--- start of Data supplied ---

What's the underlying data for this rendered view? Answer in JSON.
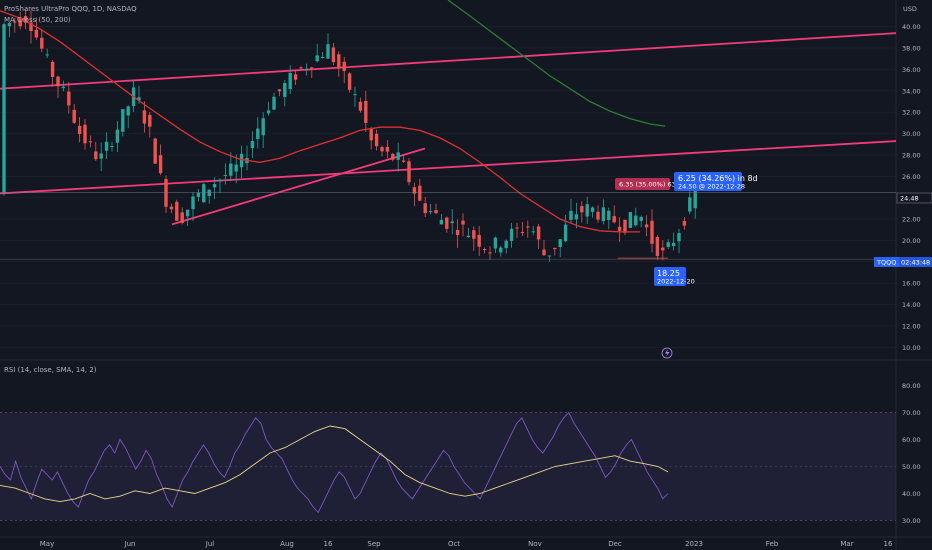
{
  "header": {
    "title": "ProShares UltraPro QQQ, 1D, NASDAQ",
    "ma_label": "MA Cross (50, 200)",
    "rsi_label": "RSI (14, close, SMA, 14, 2)"
  },
  "colors": {
    "background": "#131722",
    "up": "#26a69a",
    "down": "#ef5350",
    "trendline": "#f23b7a",
    "ma_fast": "#e03131",
    "ma_slow": "#2e7d32",
    "rsi": "#7e57c2",
    "rsi_ma": "#e8d98a"
  },
  "chart_data": {
    "type": "line",
    "currency": "USD",
    "price_axis": {
      "ylim": [
        9.0,
        42.5
      ],
      "ticks": [
        "40.00",
        "38.00",
        "36.00",
        "34.00",
        "32.00",
        "30.00",
        "28.00",
        "26.00",
        "24.00",
        "22.00",
        "20.00",
        "18.00",
        "16.00",
        "14.00",
        "12.00",
        "10.00"
      ]
    },
    "x_labels": [
      "May",
      "Jun",
      "Jul",
      "Aug",
      "16",
      "Sep",
      "Oct",
      "Nov",
      "Dec",
      "2023",
      "Feb",
      "Mar",
      "16"
    ],
    "last_price": {
      "symbol": "TQQQ",
      "value": "24.48",
      "countdown": "02:43:48",
      "reference": "18.25"
    },
    "moving_average_50": [
      [
        0,
        41.5
      ],
      [
        20,
        40.8
      ],
      [
        40,
        39.8
      ],
      [
        60,
        38.6
      ],
      [
        80,
        37.2
      ],
      [
        100,
        35.8
      ],
      [
        120,
        34.4
      ],
      [
        140,
        33.0
      ],
      [
        160,
        31.7
      ],
      [
        180,
        30.4
      ],
      [
        200,
        29.2
      ],
      [
        220,
        28.3
      ],
      [
        240,
        27.6
      ],
      [
        260,
        27.3
      ],
      [
        280,
        27.7
      ],
      [
        300,
        28.4
      ],
      [
        320,
        29.0
      ],
      [
        340,
        29.6
      ],
      [
        360,
        30.3
      ],
      [
        380,
        30.6
      ],
      [
        400,
        30.6
      ],
      [
        420,
        30.3
      ],
      [
        440,
        29.6
      ],
      [
        460,
        28.6
      ],
      [
        480,
        27.3
      ],
      [
        500,
        25.9
      ],
      [
        520,
        24.4
      ],
      [
        540,
        23.2
      ],
      [
        560,
        22.0
      ],
      [
        580,
        21.3
      ],
      [
        600,
        20.9
      ],
      [
        620,
        20.8
      ],
      [
        640,
        20.8
      ]
    ],
    "moving_average_200": [
      [
        448,
        42.5
      ],
      [
        470,
        41.0
      ],
      [
        490,
        39.6
      ],
      [
        510,
        38.2
      ],
      [
        530,
        36.8
      ],
      [
        550,
        35.4
      ],
      [
        570,
        34.2
      ],
      [
        590,
        33.0
      ],
      [
        610,
        32.1
      ],
      [
        630,
        31.4
      ],
      [
        650,
        30.9
      ],
      [
        665,
        30.7
      ]
    ],
    "trendlines": [
      {
        "name": "upper channel",
        "start": [
          0,
          34.2
        ],
        "end": [
          896,
          39.4
        ]
      },
      {
        "name": "lower channel",
        "start": [
          0,
          24.4
        ],
        "end": [
          896,
          29.3
        ]
      },
      {
        "name": "rising support",
        "start": [
          172,
          21.5
        ],
        "end": [
          425,
          28.6
        ]
      }
    ],
    "annotations": [
      {
        "name": "drawdown range",
        "text": "6.35 (35.00%) 635"
      },
      {
        "name": "gain range",
        "text": "6.25 (34.26%) in 8d",
        "subtext": "24.50 @ 2022-12-28"
      },
      {
        "name": "low marker",
        "text": "18.25",
        "subtext": "2022-12-20"
      }
    ],
    "rsi": {
      "ylim": [
        25,
        85
      ],
      "ticks": [
        "80.00",
        "70.00",
        "60.00",
        "50.00",
        "40.00",
        "30.00"
      ],
      "upper_band": 70,
      "lower_band": 30,
      "rsi_values": [
        50,
        47,
        45,
        52,
        46,
        42,
        38,
        44,
        49,
        47,
        45,
        48,
        44,
        40,
        37,
        35,
        40,
        45,
        48,
        52,
        56,
        58,
        55,
        60,
        57,
        53,
        49,
        52,
        56,
        53,
        47,
        43,
        38,
        35,
        40,
        45,
        48,
        52,
        55,
        58,
        55,
        51,
        48,
        46,
        50,
        55,
        58,
        62,
        65,
        68,
        66,
        60,
        57,
        55,
        53,
        49,
        45,
        42,
        40,
        38,
        35,
        33,
        37,
        41,
        45,
        48,
        46,
        42,
        38,
        40,
        44,
        48,
        52,
        55,
        53,
        49,
        45,
        42,
        40,
        38,
        41,
        44,
        47,
        50,
        53,
        56,
        54,
        50,
        47,
        44,
        42,
        40,
        38,
        42,
        46,
        50,
        54,
        58,
        62,
        66,
        68,
        64,
        60,
        57,
        55,
        58,
        61,
        65,
        68,
        70,
        66,
        63,
        60,
        57,
        54,
        50,
        46,
        48,
        51,
        55,
        58,
        60,
        56,
        52,
        48,
        45,
        42,
        38,
        40
      ],
      "sma_values": [
        [
          0,
          43
        ],
        [
          15,
          42
        ],
        [
          30,
          40
        ],
        [
          45,
          38
        ],
        [
          60,
          37
        ],
        [
          75,
          38
        ],
        [
          90,
          40
        ],
        [
          105,
          38
        ],
        [
          120,
          39
        ],
        [
          135,
          41
        ],
        [
          150,
          40
        ],
        [
          165,
          42
        ],
        [
          180,
          41
        ],
        [
          195,
          40
        ],
        [
          210,
          42
        ],
        [
          225,
          44
        ],
        [
          240,
          47
        ],
        [
          255,
          51
        ],
        [
          270,
          55
        ],
        [
          285,
          57
        ],
        [
          300,
          60
        ],
        [
          315,
          63
        ],
        [
          330,
          65
        ],
        [
          345,
          64
        ],
        [
          360,
          60
        ],
        [
          375,
          56
        ],
        [
          390,
          52
        ],
        [
          405,
          47
        ],
        [
          420,
          44
        ],
        [
          435,
          42
        ],
        [
          450,
          40
        ],
        [
          465,
          39
        ],
        [
          480,
          40
        ],
        [
          495,
          42
        ],
        [
          510,
          44
        ],
        [
          525,
          46
        ],
        [
          540,
          48
        ],
        [
          555,
          50
        ],
        [
          570,
          51
        ],
        [
          585,
          52
        ],
        [
          600,
          53
        ],
        [
          615,
          54
        ],
        [
          630,
          52
        ],
        [
          645,
          51
        ],
        [
          658,
          50
        ],
        [
          668,
          48
        ]
      ]
    }
  }
}
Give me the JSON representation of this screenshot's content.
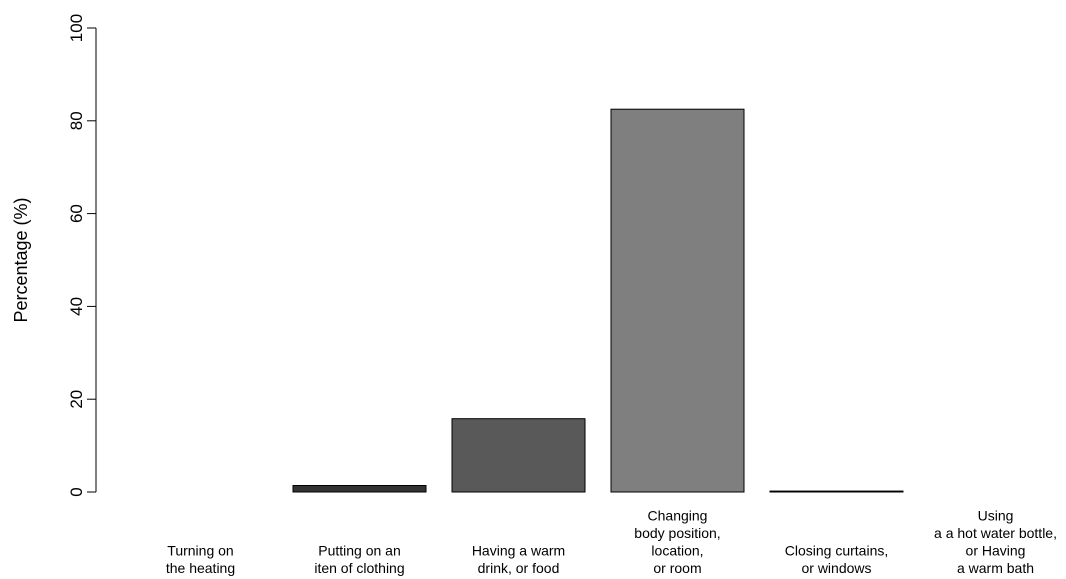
{
  "chart_data": {
    "type": "bar",
    "title": "",
    "xlabel": "",
    "ylabel": "Percentage (%)",
    "ylim": [
      0,
      100
    ],
    "yticks": [
      0,
      20,
      40,
      60,
      80,
      100
    ],
    "categories": [
      "Turning on\nthe heating",
      "Putting on an\niten of clothing",
      "Having a warm\ndrink, or food",
      "Changing\nbody position,\nlocation,\nor room",
      "Closing curtains,\nor windows",
      "Using\na a hot water bottle,\nor Having\na warm bath"
    ],
    "values": [
      0,
      1.4,
      15.8,
      82.5,
      0.2,
      0
    ],
    "colors": [
      "#111111",
      "#333333",
      "#595959",
      "#7f7f7f",
      "#a6a6a6",
      "#cccccc"
    ],
    "grid": false,
    "legend": "none"
  }
}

--- end of Data supplied ---

**Objective**
Gather up every line in the data above that contains the word "range", copying each one.

**Result of the exercise**
        "name": "drawdown range",
        "name": "gain range",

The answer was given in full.